Given request: Leave out the pictures and transcribe everything else exactly.

Records to process:

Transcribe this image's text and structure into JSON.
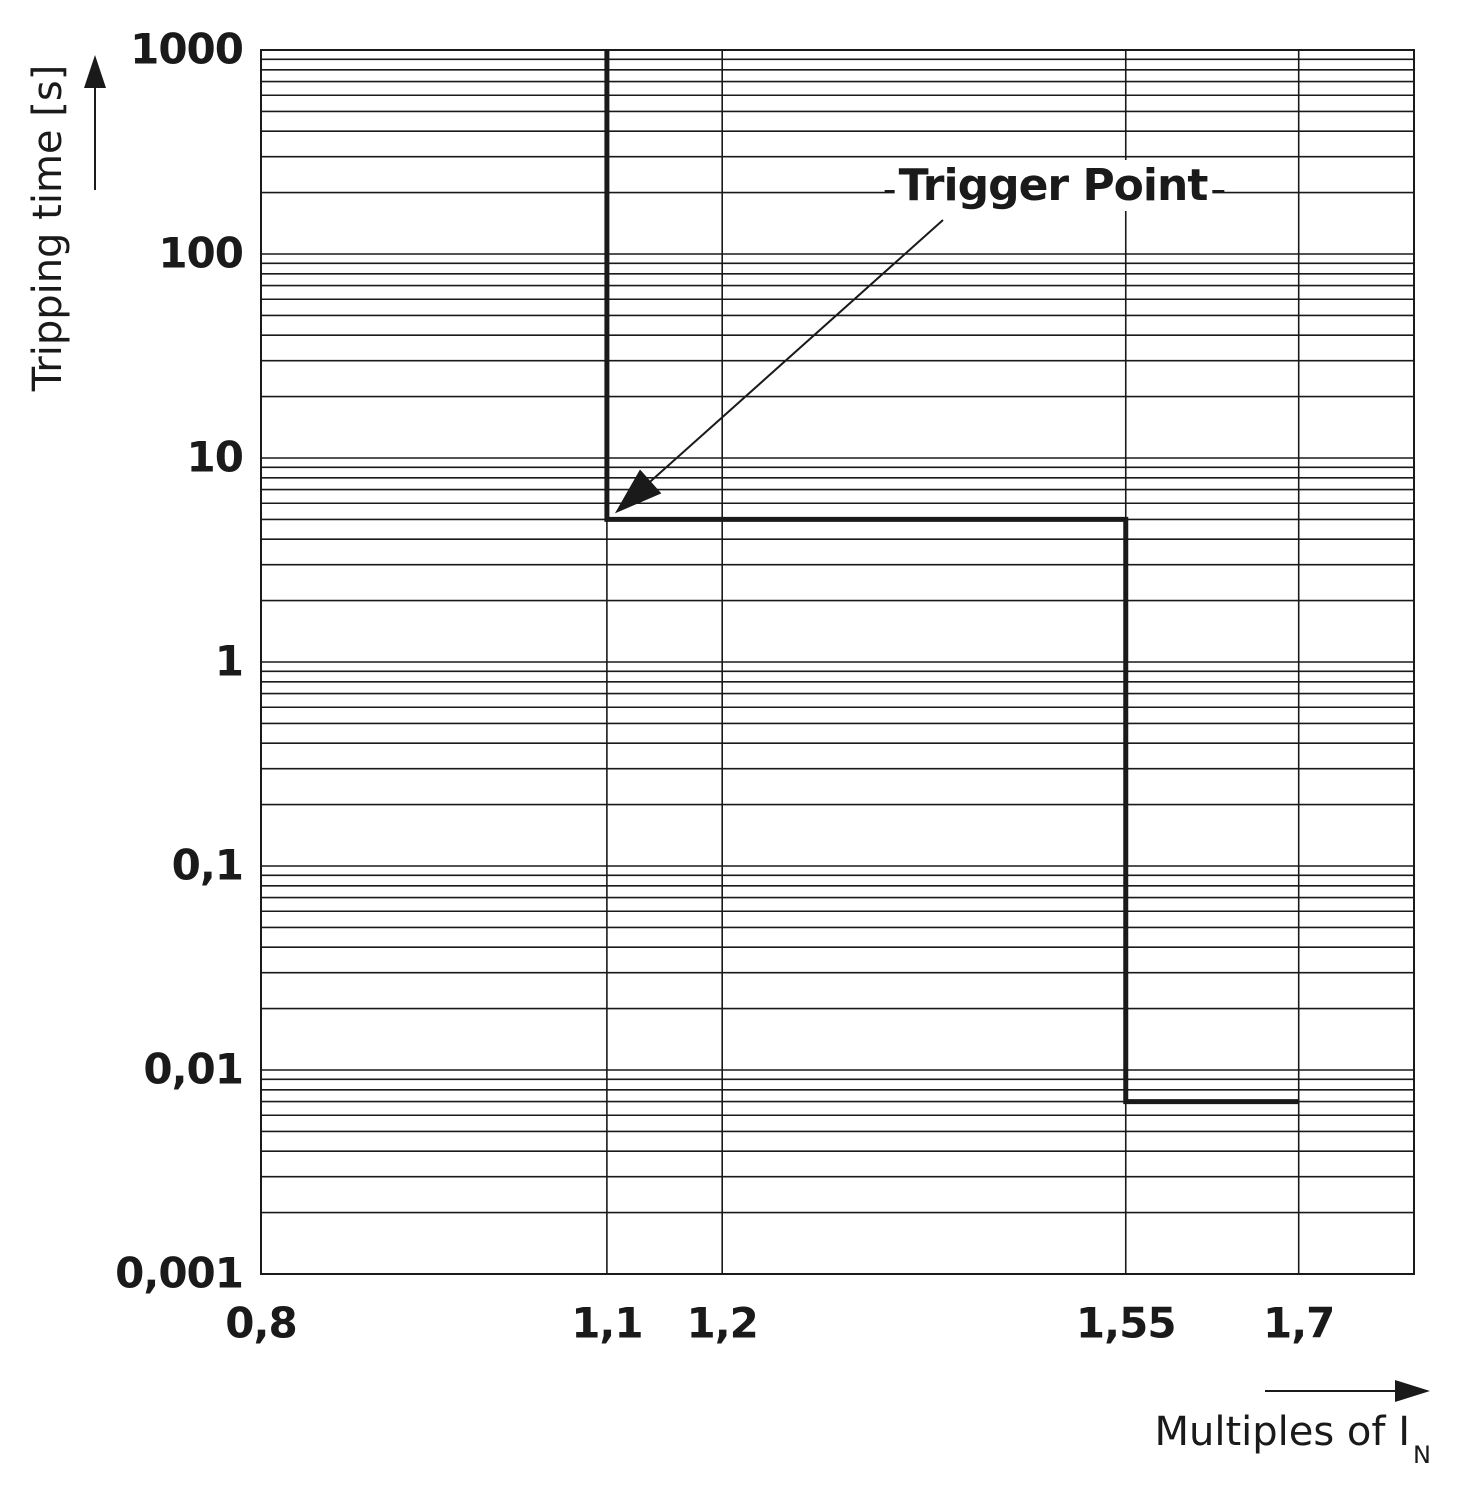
{
  "chart_data": {
    "type": "line",
    "xlabel": "Multiples of I",
    "xlabel_subscript": "N",
    "ylabel": "Tripping time [s]",
    "x": [
      1.1,
      1.1,
      1.55,
      1.55,
      1.7
    ],
    "series": [
      {
        "color": "#1a1a1a",
        "values": [
          1000,
          5,
          5,
          0.007,
          0.007
        ]
      }
    ],
    "xlim": [
      0.8,
      1.8
    ],
    "xticks": [
      {
        "value": 0.8,
        "label": "0,8"
      },
      {
        "value": 1.1,
        "label": "1,1"
      },
      {
        "value": 1.2,
        "label": "1,2"
      },
      {
        "value": 1.55,
        "label": "1,55"
      },
      {
        "value": 1.7,
        "label": "1,7"
      }
    ],
    "ylim": [
      0.001,
      1000
    ],
    "yticks": [
      {
        "value": 0.001,
        "label": "0,001"
      },
      {
        "value": 0.01,
        "label": "0,01"
      },
      {
        "value": 0.1,
        "label": "0,1"
      },
      1,
      10,
      100,
      1000
    ],
    "ylog": true,
    "grid": true,
    "minor_grid": true,
    "annotations": [
      {
        "text": "Trigger Point",
        "x": 1.1,
        "y": 5
      }
    ]
  }
}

Complete answer:
Transcribe this image's text and structure into JSON.
{
  "chart_data": {
    "type": "line",
    "xlabel": "Multiples of I",
    "xlabel_subscript": "N",
    "ylabel": "Tripping time [s]",
    "x": [
      1.1,
      1.1,
      1.55,
      1.55,
      1.7
    ],
    "series": [
      {
        "color": "#1a1a1a",
        "values": [
          1000,
          5,
          5,
          0.007,
          0.007
        ]
      }
    ],
    "xlim": [
      0.8,
      1.8
    ],
    "xticks": [
      {
        "value": 0.8,
        "label": "0,8"
      },
      {
        "value": 1.1,
        "label": "1,1"
      },
      {
        "value": 1.2,
        "label": "1,2"
      },
      {
        "value": 1.55,
        "label": "1,55"
      },
      {
        "value": 1.7,
        "label": "1,7"
      }
    ],
    "ylim": [
      0.001,
      1000
    ],
    "yticks": [
      {
        "value": 0.001,
        "label": "0,001"
      },
      {
        "value": 0.01,
        "label": "0,01"
      },
      {
        "value": 0.1,
        "label": "0,1"
      },
      1,
      10,
      100,
      1000
    ],
    "ylog": true,
    "grid": true,
    "minor_grid": true,
    "annotations": [
      {
        "text": "Trigger Point",
        "x": 1.1,
        "y": 5
      }
    ]
  }
}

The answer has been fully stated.